- _RECORD EXTRACTS_
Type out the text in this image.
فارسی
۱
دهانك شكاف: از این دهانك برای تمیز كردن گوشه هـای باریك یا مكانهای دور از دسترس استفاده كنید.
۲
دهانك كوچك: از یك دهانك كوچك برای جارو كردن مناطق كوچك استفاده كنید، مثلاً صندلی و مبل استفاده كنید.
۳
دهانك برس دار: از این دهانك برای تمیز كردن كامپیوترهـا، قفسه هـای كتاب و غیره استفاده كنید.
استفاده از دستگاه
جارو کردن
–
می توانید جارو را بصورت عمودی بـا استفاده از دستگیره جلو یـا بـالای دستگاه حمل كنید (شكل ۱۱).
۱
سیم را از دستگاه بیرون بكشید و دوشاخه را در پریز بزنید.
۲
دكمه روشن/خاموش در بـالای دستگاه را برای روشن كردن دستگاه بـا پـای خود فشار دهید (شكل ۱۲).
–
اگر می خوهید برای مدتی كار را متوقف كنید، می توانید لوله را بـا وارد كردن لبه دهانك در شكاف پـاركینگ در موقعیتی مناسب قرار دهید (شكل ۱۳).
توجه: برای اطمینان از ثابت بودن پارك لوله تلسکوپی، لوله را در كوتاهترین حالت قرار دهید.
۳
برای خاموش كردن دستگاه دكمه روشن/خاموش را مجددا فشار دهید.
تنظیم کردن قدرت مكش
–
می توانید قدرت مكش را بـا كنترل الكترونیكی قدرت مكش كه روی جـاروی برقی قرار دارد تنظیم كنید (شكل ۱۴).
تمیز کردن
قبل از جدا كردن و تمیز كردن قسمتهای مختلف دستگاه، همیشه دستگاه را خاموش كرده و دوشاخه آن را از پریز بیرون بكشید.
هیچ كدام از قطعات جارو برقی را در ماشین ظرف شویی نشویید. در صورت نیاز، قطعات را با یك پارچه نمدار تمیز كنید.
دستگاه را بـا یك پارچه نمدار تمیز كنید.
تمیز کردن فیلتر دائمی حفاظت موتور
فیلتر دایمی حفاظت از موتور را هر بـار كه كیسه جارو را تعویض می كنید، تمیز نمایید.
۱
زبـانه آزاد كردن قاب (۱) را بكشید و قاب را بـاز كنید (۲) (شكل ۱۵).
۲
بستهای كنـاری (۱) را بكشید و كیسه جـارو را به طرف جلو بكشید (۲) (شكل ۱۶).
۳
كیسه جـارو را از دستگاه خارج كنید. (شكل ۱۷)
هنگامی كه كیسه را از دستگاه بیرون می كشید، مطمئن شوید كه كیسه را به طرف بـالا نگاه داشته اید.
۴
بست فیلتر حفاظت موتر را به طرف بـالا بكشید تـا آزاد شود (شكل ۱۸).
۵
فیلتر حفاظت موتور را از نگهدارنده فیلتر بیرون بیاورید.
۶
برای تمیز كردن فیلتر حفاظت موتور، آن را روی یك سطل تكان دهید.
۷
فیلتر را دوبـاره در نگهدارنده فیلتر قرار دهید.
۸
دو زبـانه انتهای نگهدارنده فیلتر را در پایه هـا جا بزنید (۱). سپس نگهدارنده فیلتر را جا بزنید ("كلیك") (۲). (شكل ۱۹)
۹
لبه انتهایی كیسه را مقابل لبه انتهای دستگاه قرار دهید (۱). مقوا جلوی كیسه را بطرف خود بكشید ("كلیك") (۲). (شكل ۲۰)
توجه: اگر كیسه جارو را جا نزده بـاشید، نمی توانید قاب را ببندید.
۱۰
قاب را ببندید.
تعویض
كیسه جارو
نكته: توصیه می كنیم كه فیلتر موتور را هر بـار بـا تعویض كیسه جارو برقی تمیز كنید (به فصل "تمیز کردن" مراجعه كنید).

- _THE TASK_
Return the listing above in its exact form.

- _WORKED SOLUTION_
Type out the text in this image.
فارسی
۱
دهانك شكاف: از این دهانك برای تمیز كردن گوشه هـای باریك یا مكانهای دور از دسترس استفاده كنید.
۲
دهانك كوچك: از یك دهانك كوچك برای جارو كردن مناطق كوچك استفاده كنید، مثلاً صندلی و مبل استفاده كنید.
۳
دهانك برس دار: از این دهانك برای تمیز كردن كامپیوترهـا، قفسه هـای كتاب و غیره استفاده كنید.
استفاده از دستگاه
جارو کردن
–
می توانید جارو را بصورت عمودی بـا استفاده از دستگیره جلو یـا بـالای دستگاه حمل كنید (شكل ۱۱).
۱
سیم را از دستگاه بیرون بكشید و دوشاخه را در پریز بزنید.
۲
دكمه روشن/خاموش در بـالای دستگاه را برای روشن كردن دستگاه بـا پـای خود فشار دهید (شكل ۱۲).
–
اگر می خوهید برای مدتی كار را متوقف كنید، می توانید لوله را بـا وارد كردن لبه دهانك در شكاف پـاركینگ در موقعیتی مناسب قرار دهید (شكل ۱۳).
توجه: برای اطمینان از ثابت بودن پارك لوله تلسکوپی، لوله را در كوتاهترین حالت قرار دهید.
۳
برای خاموش كردن دستگاه دكمه روشن/خاموش را مجددا فشار دهید.
تنظیم کردن قدرت مكش
–
می توانید قدرت مكش را بـا كنترل الكترونیكی قدرت مكش كه روی جـاروی برقی قرار دارد تنظیم كنید (شكل ۱۴).
تمیز کردن
قبل از جدا كردن و تمیز كردن قسمتهای مختلف دستگاه، همیشه دستگاه را خاموش كرده و دوشاخه آن را از پریز بیرون بكشید.
هیچ كدام از قطعات جارو برقی را در ماشین ظرف شویی نشویید. در صورت نیاز، قطعات را با یك پارچه نمدار تمیز كنید.
دستگاه را بـا یك پارچه نمدار تمیز كنید.
تمیز کردن فیلتر دائمی حفاظت موتور
فیلتر دایمی حفاظت از موتور را هر بـار كه كیسه جارو را تعویض می كنید، تمیز نمایید.
۱
زبـانه آزاد كردن قاب (۱) را بكشید و قاب را بـاز كنید (۲) (شكل ۱۵).
۲
بستهای كنـاری (۱) را بكشید و كیسه جـارو را به طرف جلو بكشید (۲) (شكل ۱۶).
۳
كیسه جـارو را از دستگاه خارج كنید. (شكل ۱۷)
هنگامی كه كیسه را از دستگاه بیرون می كشید، مطمئن شوید كه كیسه را به طرف بـالا نگاه داشته اید.
۴
بست فیلتر حفاظت موتر را به طرف بـالا بكشید تـا آزاد شود (شكل ۱۸).
۵
فیلتر حفاظت موتور را از نگهدارنده فیلتر بیرون بیاورید.
۶
برای تمیز كردن فیلتر حفاظت موتور، آن را روی یك سطل تكان دهید.
۷
فیلتر را دوبـاره در نگهدارنده فیلتر قرار دهید.
۸
دو زبـانه انتهای نگهدارنده فیلتر را در پایه هـا جا بزنید (۱). سپس نگهدارنده فیلتر را جا بزنید ("كلیك") (۲). (شكل ۱۹)
۹
لبه انتهایی كیسه را مقابل لبه انتهای دستگاه قرار دهید (۱). مقوا جلوی كیسه را بطرف خود بكشید ("كلیك") (۲). (شكل ۲۰)
توجه: اگر كیسه جارو را جا نزده بـاشید، نمی توانید قاب را ببندید.
۱۰
قاب را ببندید.
تعویض
كیسه جارو
نكته: توصیه می كنیم كه فیلتر موتور را هر بـار بـا تعویض كیسه جارو برقی تمیز كنید (به فصل "تمیز کردن" مراجعه كنید).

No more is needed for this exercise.